### Input data
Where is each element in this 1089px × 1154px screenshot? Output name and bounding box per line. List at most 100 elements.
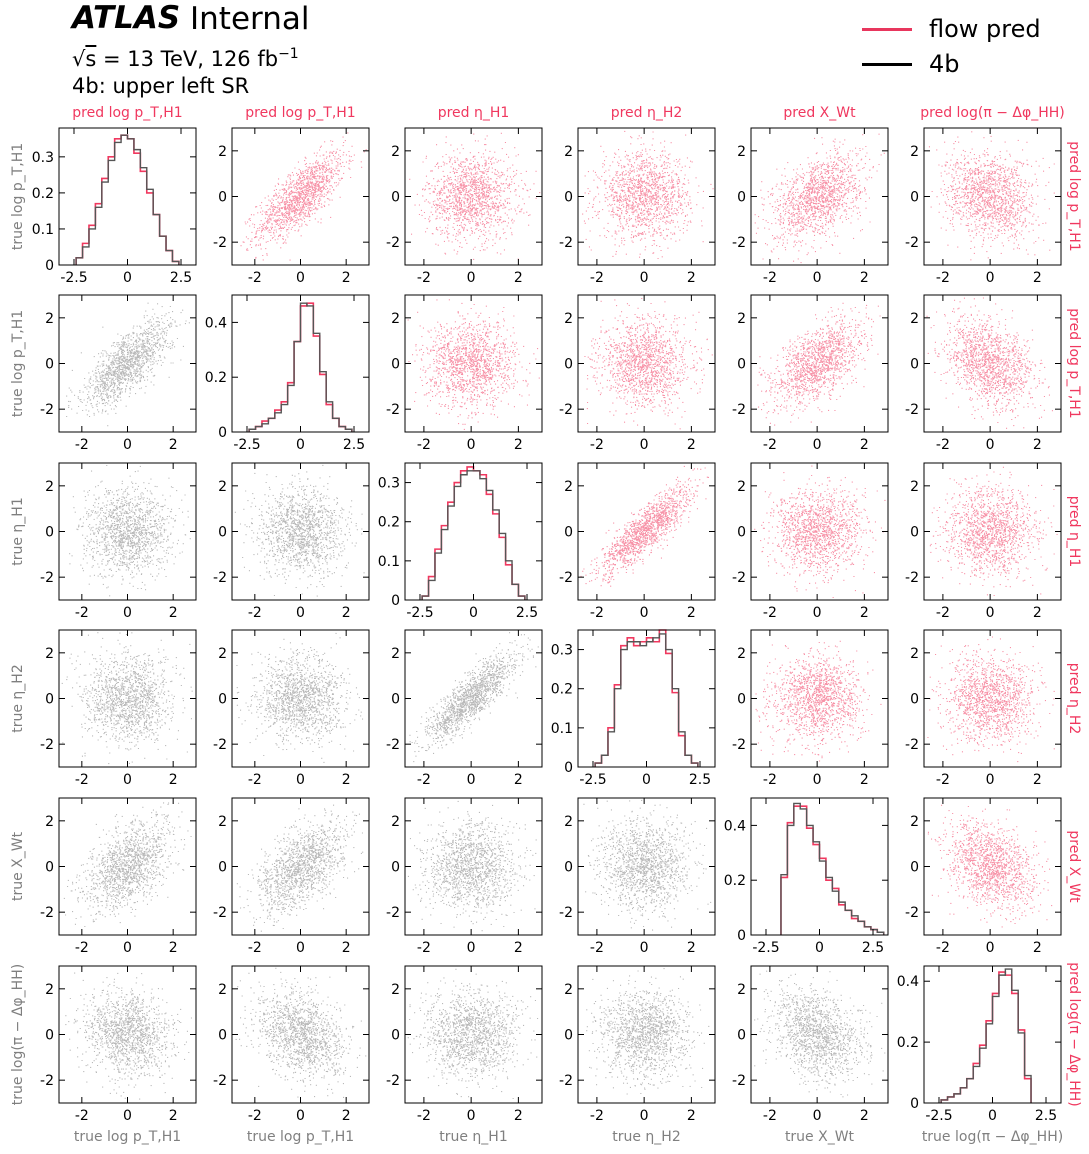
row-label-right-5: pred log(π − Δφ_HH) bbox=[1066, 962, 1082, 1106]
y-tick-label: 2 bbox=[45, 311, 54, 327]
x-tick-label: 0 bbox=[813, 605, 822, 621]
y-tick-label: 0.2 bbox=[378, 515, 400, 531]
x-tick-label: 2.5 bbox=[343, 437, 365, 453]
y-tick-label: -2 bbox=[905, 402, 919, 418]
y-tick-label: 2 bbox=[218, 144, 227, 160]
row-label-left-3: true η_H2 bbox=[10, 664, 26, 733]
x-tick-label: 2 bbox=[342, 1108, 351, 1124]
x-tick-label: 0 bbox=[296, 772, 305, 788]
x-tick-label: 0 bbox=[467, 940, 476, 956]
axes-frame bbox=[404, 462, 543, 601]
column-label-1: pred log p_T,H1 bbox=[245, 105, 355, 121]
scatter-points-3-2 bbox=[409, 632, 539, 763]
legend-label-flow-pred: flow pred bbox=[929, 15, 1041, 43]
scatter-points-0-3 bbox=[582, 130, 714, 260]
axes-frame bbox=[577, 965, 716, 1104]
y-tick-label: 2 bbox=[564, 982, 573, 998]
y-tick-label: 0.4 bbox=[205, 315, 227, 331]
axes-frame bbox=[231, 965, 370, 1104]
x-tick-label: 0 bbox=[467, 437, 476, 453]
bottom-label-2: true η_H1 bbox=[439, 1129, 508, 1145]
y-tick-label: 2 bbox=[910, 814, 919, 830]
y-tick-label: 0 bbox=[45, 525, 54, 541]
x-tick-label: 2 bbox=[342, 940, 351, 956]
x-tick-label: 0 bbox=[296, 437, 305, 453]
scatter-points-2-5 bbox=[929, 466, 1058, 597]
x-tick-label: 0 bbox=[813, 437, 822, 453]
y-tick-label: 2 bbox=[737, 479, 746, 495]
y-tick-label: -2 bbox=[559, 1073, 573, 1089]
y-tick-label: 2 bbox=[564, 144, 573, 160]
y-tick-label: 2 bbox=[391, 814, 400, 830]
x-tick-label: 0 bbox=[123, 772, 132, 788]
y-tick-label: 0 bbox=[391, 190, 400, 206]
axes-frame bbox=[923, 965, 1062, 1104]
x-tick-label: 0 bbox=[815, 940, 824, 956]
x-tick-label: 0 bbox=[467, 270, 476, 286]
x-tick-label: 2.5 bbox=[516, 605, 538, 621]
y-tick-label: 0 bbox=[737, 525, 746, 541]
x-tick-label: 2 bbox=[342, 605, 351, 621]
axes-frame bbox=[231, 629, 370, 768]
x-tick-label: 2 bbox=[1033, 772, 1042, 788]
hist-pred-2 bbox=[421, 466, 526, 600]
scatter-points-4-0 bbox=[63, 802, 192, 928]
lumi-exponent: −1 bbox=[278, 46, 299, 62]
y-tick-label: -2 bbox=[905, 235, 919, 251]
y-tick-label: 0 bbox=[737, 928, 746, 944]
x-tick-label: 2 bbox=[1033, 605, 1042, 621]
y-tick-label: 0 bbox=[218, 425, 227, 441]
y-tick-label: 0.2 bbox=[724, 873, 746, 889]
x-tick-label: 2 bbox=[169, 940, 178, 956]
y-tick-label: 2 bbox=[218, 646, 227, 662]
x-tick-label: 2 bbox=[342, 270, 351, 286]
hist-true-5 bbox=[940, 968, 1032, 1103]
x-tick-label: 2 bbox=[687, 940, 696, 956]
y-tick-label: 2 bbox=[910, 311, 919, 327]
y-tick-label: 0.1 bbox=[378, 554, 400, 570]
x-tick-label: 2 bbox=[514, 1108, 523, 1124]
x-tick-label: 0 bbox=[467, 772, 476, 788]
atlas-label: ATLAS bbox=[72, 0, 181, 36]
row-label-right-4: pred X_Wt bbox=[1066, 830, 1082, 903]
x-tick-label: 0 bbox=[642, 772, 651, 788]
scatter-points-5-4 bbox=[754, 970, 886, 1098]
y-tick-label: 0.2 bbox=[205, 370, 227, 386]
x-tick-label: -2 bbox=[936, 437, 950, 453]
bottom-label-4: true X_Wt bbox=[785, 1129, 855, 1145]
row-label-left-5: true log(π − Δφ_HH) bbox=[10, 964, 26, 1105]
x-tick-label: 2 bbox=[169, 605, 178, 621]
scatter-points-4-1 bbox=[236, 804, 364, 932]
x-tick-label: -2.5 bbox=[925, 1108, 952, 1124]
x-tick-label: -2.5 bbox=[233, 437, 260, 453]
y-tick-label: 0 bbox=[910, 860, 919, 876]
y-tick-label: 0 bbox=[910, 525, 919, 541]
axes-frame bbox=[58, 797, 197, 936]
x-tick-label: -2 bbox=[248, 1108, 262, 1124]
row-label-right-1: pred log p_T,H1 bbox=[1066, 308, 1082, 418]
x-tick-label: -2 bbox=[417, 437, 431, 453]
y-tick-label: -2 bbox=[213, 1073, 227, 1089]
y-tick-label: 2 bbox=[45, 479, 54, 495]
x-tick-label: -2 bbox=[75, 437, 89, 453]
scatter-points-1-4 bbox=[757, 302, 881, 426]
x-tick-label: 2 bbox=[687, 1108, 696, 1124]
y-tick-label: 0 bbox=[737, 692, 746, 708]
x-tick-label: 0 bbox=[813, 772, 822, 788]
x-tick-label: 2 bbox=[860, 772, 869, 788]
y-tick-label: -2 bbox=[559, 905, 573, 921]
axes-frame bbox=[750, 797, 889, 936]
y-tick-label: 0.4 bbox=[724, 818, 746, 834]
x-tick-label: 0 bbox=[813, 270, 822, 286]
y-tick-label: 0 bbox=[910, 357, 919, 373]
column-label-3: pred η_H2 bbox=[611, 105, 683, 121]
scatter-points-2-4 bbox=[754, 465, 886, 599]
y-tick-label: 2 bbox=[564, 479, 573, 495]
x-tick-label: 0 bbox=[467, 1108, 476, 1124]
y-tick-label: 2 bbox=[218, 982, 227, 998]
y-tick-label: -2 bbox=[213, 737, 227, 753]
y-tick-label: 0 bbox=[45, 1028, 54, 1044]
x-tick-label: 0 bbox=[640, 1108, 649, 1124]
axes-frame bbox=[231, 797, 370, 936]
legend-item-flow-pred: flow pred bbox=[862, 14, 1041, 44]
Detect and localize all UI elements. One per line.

---

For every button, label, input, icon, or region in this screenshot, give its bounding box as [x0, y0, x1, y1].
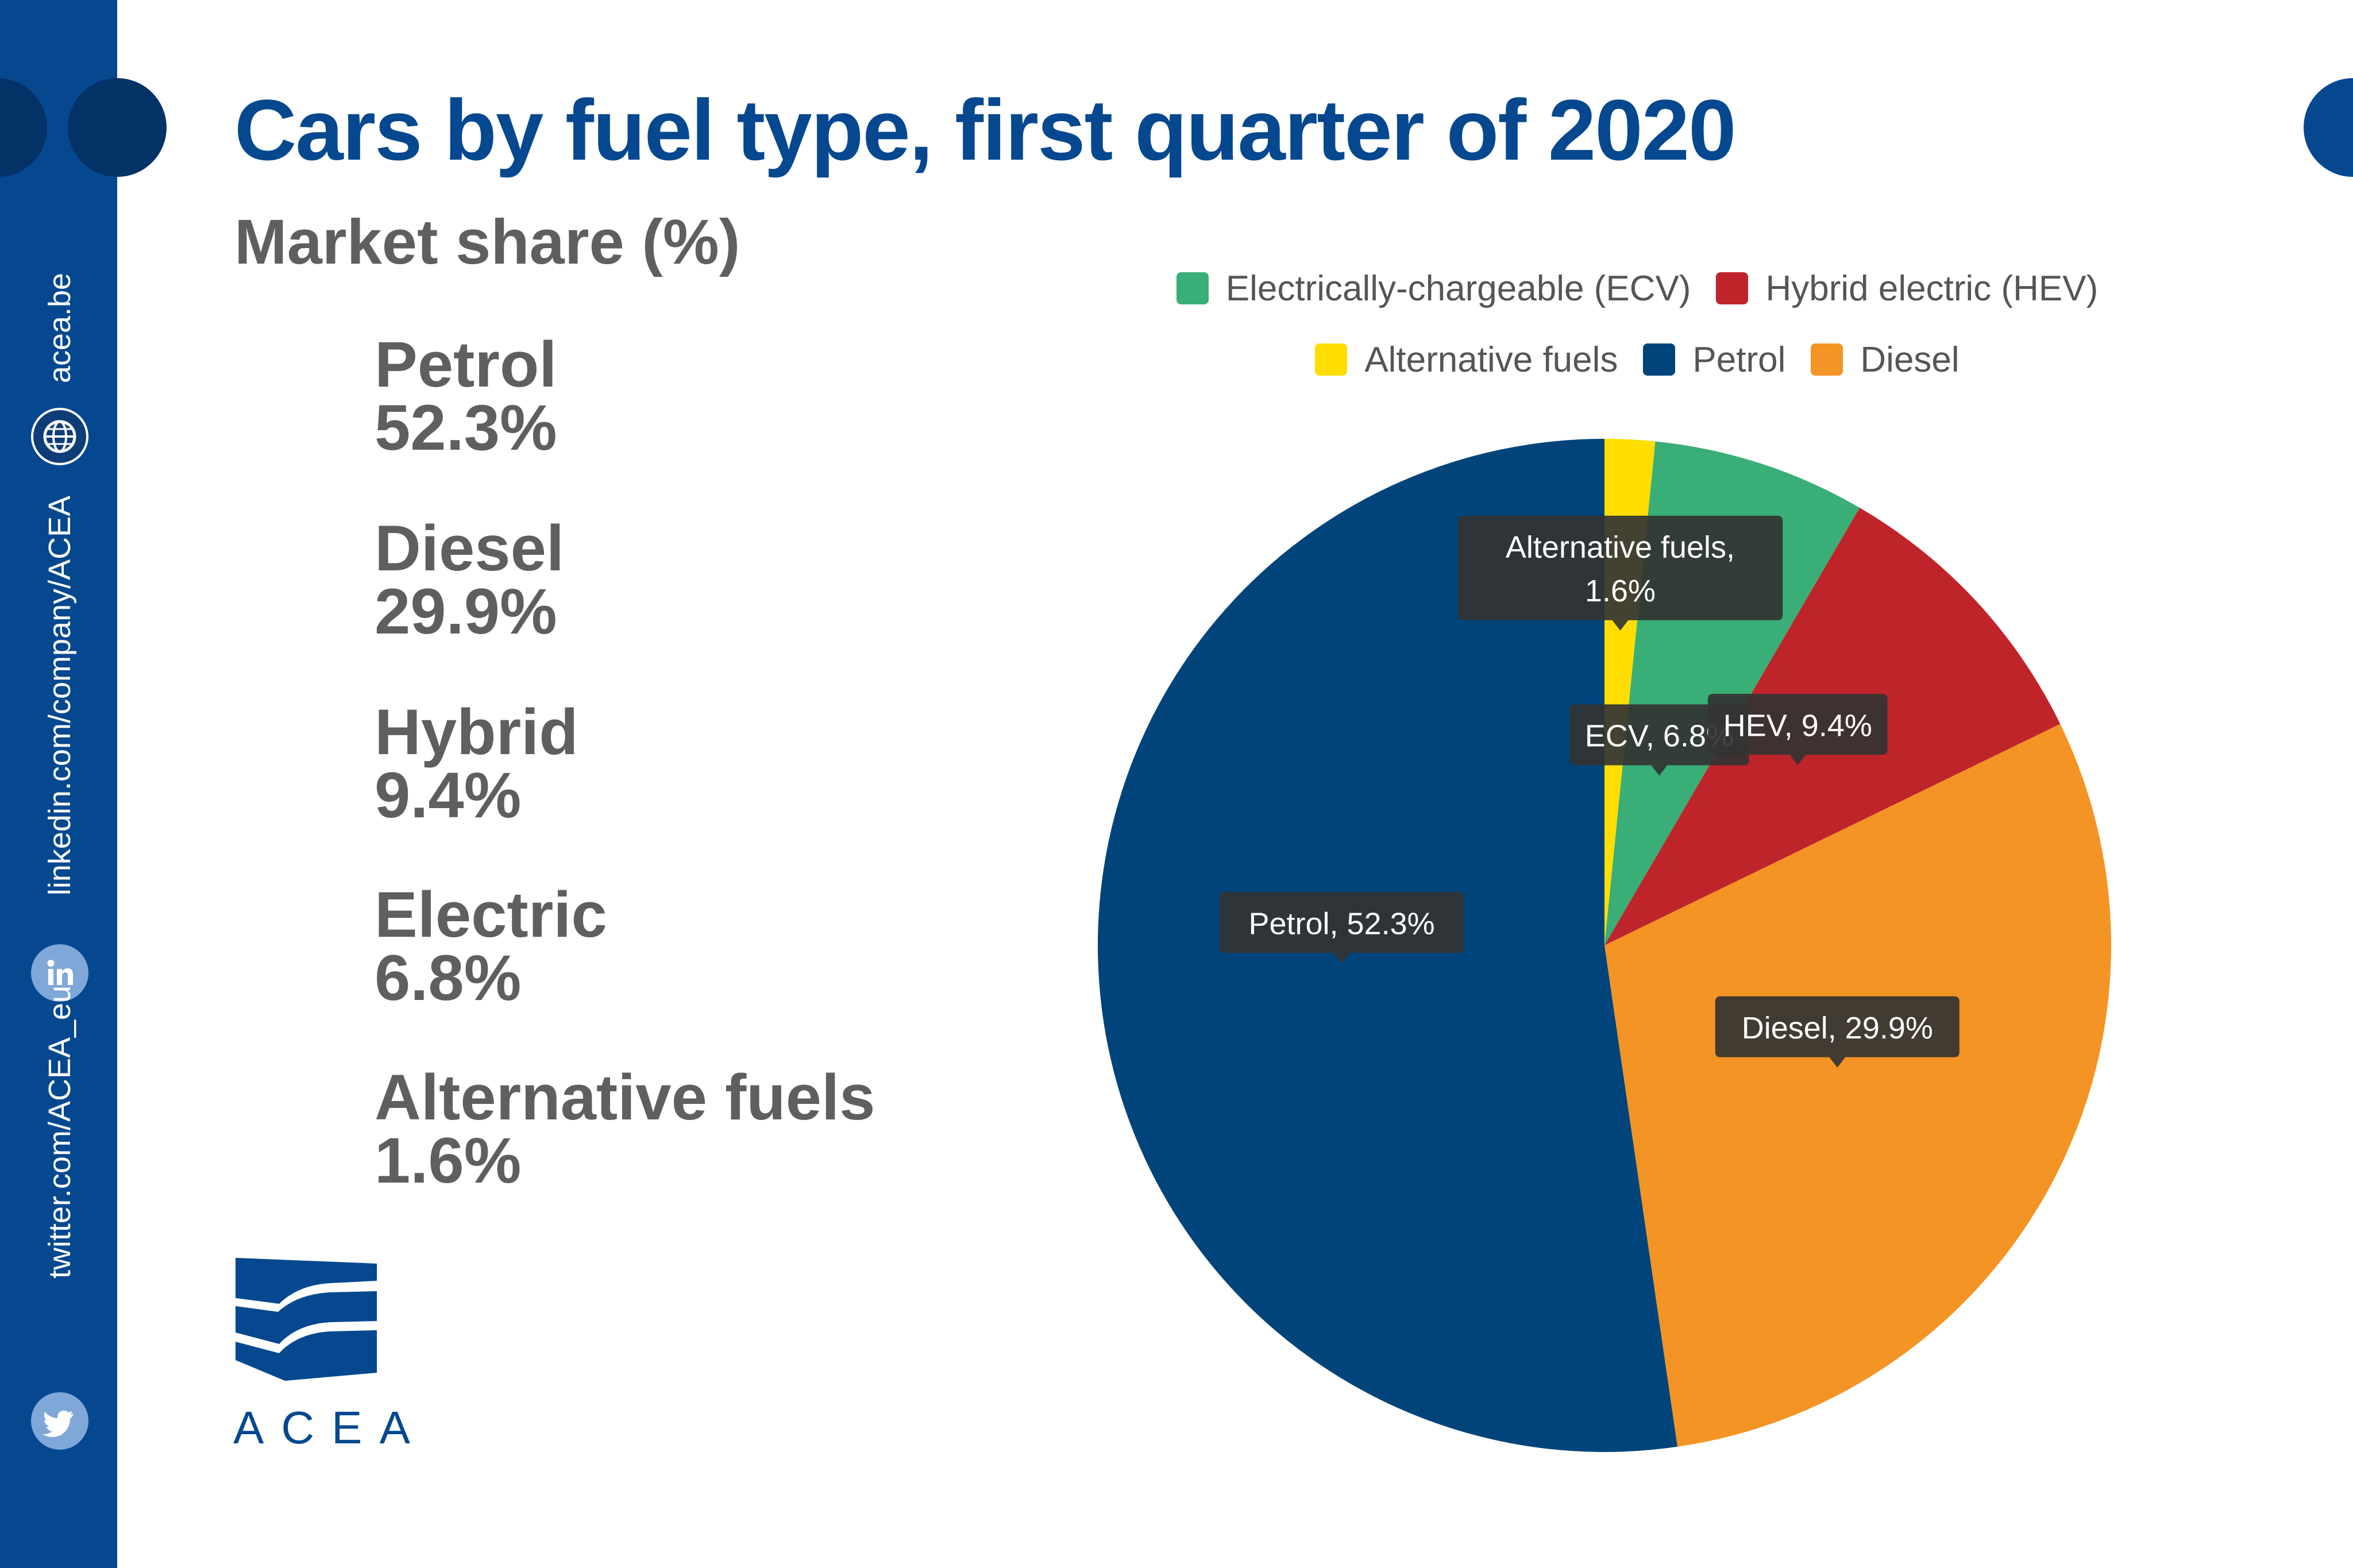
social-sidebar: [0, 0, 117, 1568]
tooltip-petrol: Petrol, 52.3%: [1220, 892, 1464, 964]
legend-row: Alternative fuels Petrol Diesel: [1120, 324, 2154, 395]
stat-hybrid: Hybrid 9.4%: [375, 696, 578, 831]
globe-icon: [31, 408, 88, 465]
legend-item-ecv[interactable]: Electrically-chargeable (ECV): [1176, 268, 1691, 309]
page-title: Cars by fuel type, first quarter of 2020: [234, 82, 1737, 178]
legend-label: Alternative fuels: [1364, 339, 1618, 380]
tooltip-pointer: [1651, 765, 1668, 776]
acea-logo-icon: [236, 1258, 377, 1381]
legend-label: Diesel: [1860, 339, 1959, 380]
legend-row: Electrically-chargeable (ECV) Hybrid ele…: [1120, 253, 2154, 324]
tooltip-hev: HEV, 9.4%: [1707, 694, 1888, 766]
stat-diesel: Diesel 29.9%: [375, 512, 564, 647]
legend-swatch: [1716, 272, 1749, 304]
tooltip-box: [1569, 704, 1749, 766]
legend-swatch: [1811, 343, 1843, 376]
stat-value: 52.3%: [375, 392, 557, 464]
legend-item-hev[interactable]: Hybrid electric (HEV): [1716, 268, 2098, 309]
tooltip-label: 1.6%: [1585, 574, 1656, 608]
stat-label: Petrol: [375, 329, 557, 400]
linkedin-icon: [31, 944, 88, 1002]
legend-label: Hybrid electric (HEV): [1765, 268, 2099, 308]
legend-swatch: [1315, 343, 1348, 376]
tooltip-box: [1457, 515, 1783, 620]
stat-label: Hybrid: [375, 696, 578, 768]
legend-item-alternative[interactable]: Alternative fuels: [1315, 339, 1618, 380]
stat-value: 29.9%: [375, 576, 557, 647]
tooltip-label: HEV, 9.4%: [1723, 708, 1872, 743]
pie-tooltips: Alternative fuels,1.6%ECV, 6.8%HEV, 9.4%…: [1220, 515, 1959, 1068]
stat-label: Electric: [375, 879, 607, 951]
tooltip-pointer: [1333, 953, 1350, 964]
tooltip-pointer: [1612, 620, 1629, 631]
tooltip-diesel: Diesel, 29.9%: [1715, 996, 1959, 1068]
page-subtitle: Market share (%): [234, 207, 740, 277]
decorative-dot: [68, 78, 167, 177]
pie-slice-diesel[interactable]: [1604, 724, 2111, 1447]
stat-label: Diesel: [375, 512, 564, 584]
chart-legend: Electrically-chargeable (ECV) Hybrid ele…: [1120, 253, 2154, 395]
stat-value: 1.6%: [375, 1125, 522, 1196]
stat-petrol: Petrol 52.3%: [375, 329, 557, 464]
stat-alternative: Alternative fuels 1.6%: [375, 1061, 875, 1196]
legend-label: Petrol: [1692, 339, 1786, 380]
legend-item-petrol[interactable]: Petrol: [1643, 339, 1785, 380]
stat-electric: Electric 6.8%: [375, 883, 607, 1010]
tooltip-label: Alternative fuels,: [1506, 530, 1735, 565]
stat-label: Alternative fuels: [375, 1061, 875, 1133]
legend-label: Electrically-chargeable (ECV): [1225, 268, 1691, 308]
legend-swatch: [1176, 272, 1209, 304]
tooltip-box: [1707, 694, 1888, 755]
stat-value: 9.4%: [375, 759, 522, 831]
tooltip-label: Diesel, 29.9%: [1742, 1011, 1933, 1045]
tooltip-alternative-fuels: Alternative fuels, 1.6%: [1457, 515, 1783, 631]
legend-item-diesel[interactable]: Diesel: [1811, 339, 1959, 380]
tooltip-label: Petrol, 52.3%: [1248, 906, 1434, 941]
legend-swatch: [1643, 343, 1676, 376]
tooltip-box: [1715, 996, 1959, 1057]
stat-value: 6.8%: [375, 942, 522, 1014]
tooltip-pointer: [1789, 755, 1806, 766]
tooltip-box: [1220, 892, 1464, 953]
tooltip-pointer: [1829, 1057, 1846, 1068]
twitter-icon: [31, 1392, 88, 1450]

### Aim
Copy out the rows from the line with "social-sidebar: [0, 0, 117, 1568]" to the line with "legend-label: Diesel: [1860, 339, 1959, 380]", including both of those lines.

### Finished exercise
social-sidebar: [0, 0, 117, 1568]
tooltip-petrol: Petrol, 52.3%: [1220, 892, 1464, 964]
legend-row: Alternative fuels Petrol Diesel: [1120, 324, 2154, 395]
stat-hybrid: Hybrid 9.4%: [375, 696, 578, 831]
globe-icon: [31, 408, 88, 465]
legend-item-ecv[interactable]: Electrically-chargeable (ECV): [1176, 268, 1691, 309]
page-title: Cars by fuel type, first quarter of 2020: [234, 82, 1737, 178]
legend-label: Alternative fuels: [1364, 339, 1618, 380]
tooltip-pointer: [1651, 765, 1668, 776]
acea-logo-icon: [236, 1258, 377, 1381]
legend-label: Diesel: [1860, 339, 1959, 380]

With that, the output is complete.